* [DATASET RECORDS]
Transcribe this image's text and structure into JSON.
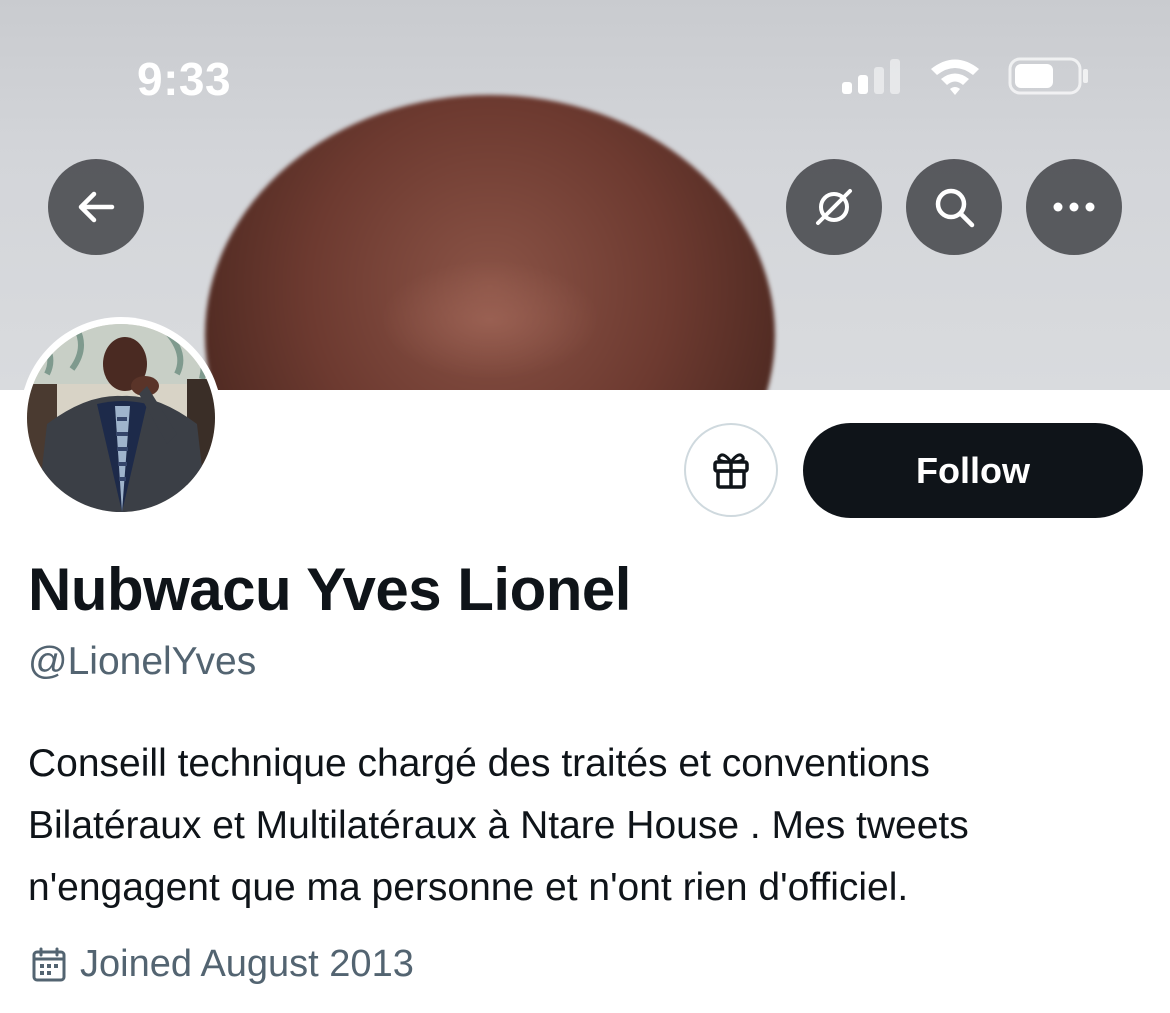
{
  "status_bar": {
    "time": "9:33"
  },
  "header": {
    "back_icon": "arrow-left-icon",
    "grok_icon": "slashed-circle-icon",
    "search_icon": "search-icon",
    "more_icon": "more-horizontal-icon"
  },
  "profile": {
    "display_name": "Nubwacu Yves Lionel",
    "handle": "@LionelYves",
    "bio_lines": [
      "Conseill technique chargé des traités et conventions",
      "Bilatéraux et Multilatéraux à Ntare House . Mes tweets",
      "n'engagent que ma personne et n'ont rien d'officiel."
    ],
    "joined": "Joined August 2013",
    "follow_label": "Follow",
    "gift_icon": "gift-icon",
    "calendar_icon": "calendar-icon"
  },
  "colors": {
    "text_primary": "#0f1419",
    "text_secondary": "#536471",
    "follow_bg": "#0f1419",
    "border": "#cfd9de"
  }
}
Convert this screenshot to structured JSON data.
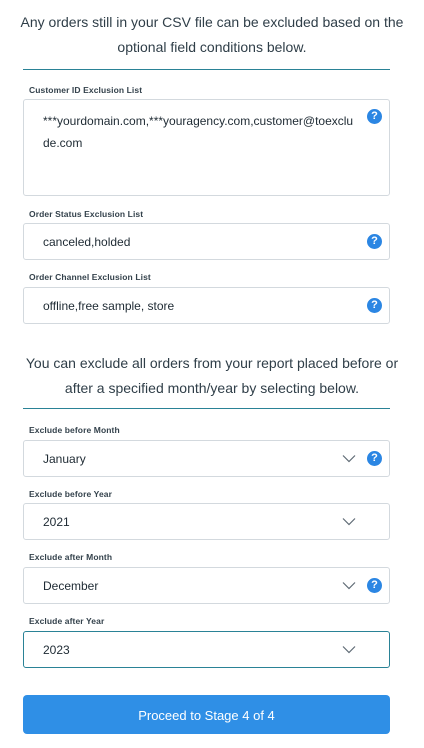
{
  "intro_top": "Any orders still in your CSV file can be excluded based on the optional field conditions below.",
  "fields": {
    "customer_id": {
      "label": "Customer ID Exclusion List",
      "value": "***yourdomain.com,***youragency.com,customer@toexclude.com"
    },
    "order_status": {
      "label": "Order Status Exclusion List",
      "value": "canceled,holded"
    },
    "order_channel": {
      "label": "Order Channel Exclusion List",
      "value": "offline,free sample, store"
    }
  },
  "intro_bottom": "You can exclude all orders from your report placed before or after a specified month/year by selecting below.",
  "selects": {
    "before_month": {
      "label": "Exclude before Month",
      "value": "January"
    },
    "before_year": {
      "label": "Exclude before Year",
      "value": "2021"
    },
    "after_month": {
      "label": "Exclude after Month",
      "value": "December"
    },
    "after_year": {
      "label": "Exclude after Year",
      "value": "2023"
    }
  },
  "help_glyph": "?",
  "proceed_button": "Proceed to Stage 4 of 4"
}
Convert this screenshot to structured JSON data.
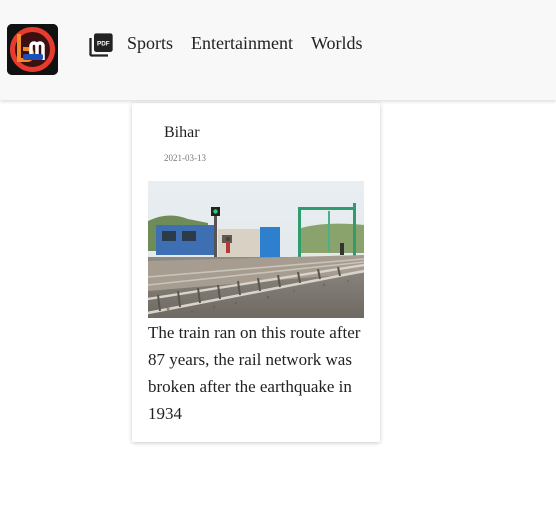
{
  "header": {
    "logo_icon": "bm-news-logo",
    "pdf_icon": "pdf-icon",
    "nav": [
      {
        "label": "Sports"
      },
      {
        "label": "Entertainment"
      },
      {
        "label": "Worlds"
      }
    ]
  },
  "card": {
    "category": "Bihar",
    "date": "2021-03-13",
    "image_icon": "railway-track-photo",
    "headline": "The train ran on this route after 87 years, the rail network was broken after the earthquake in 1934"
  },
  "colors": {
    "header_bg": "#f8f8f8",
    "logo_bg": "#111111",
    "logo_ring": "#e63c2f",
    "text": "#222222",
    "date": "#777777"
  }
}
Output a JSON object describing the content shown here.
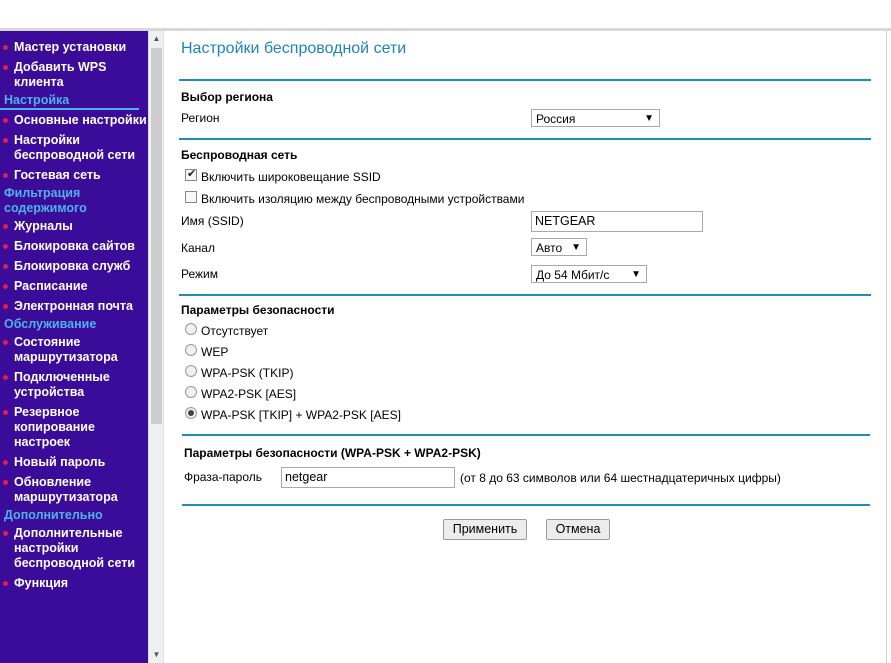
{
  "sidebar": {
    "top_items": [
      "Мастер установки",
      "Добавить WPS клиента"
    ],
    "section_setup": "Настройка",
    "setup_items": [
      "Основные настройки",
      "Настройки беспроводной сети",
      "Гостевая сеть"
    ],
    "section_content": "Фильтрация содержимого",
    "content_items": [
      "Журналы",
      "Блокировка сайтов",
      "Блокировка служб",
      "Расписание",
      "Электронная почта"
    ],
    "section_maintenance": "Обслуживание",
    "maintenance_items": [
      "Состояние маршрутизатора",
      "Подключенные устройства",
      "Резервное копирование настроек",
      "Новый пароль",
      "Обновление маршрутизатора"
    ],
    "section_advanced": "Дополнительно",
    "advanced_items": [
      "Дополнительные настройки беспроводной сети",
      "Функция"
    ]
  },
  "page": {
    "title": "Настройки беспроводной сети",
    "region_section": "Выбор региона",
    "region_label": "Регион",
    "region_value": "Россия",
    "wireless_section": "Беспроводная сеть",
    "ssid_broadcast_label": "Включить широковещание SSID",
    "ssid_broadcast_checked": true,
    "isolation_label": "Включить изоляцию между беспроводными устройствами",
    "isolation_checked": false,
    "ssid_label": "Имя (SSID)",
    "ssid_value": "NETGEAR",
    "channel_label": "Канал",
    "channel_value": "Авто",
    "mode_label": "Режим",
    "mode_value": "До 54 Мбит/с",
    "security_section": "Параметры безопасности",
    "security_options": [
      "Отсутствует",
      "WEP",
      "WPA-PSK (TKIP)",
      "WPA2-PSK [AES]",
      "WPA-PSK [TKIP] + WPA2-PSK [AES]"
    ],
    "security_selected": "WPA-PSK [TKIP] + WPA2-PSK [AES]",
    "psk_section": "Параметры безопасности (WPA-PSK + WPA2-PSK)",
    "passphrase_label": "Фраза-пароль",
    "passphrase_value": "netgear",
    "passphrase_hint": "(от 8 до 63 символов или 64 шестнадцатеричных цифры)",
    "apply_button": "Применить",
    "cancel_button": "Отмена"
  },
  "colors": {
    "sidebar_bg": "#3b0b99",
    "section_accent": "#4fb3e8",
    "bullet": "#e0204a",
    "title": "#1d85b8",
    "divider": "#1c8db5"
  },
  "icons": {
    "bullet": "bullet-dot-icon",
    "scroll_up": "scroll-up-arrow-icon",
    "scroll_down": "scroll-down-arrow-icon",
    "dropdown": "dropdown-arrow-icon",
    "check": "checkmark-icon"
  }
}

* [SET EXERCISE]
Scan the records above for the string "безопасности", then select every line that holds it.

* [EXPECTED OUTPUT]
    "security_section": "Параметры безопасности",
    "psk_section": "Параметры безопасности (WPA-PSK + WPA2-PSK)",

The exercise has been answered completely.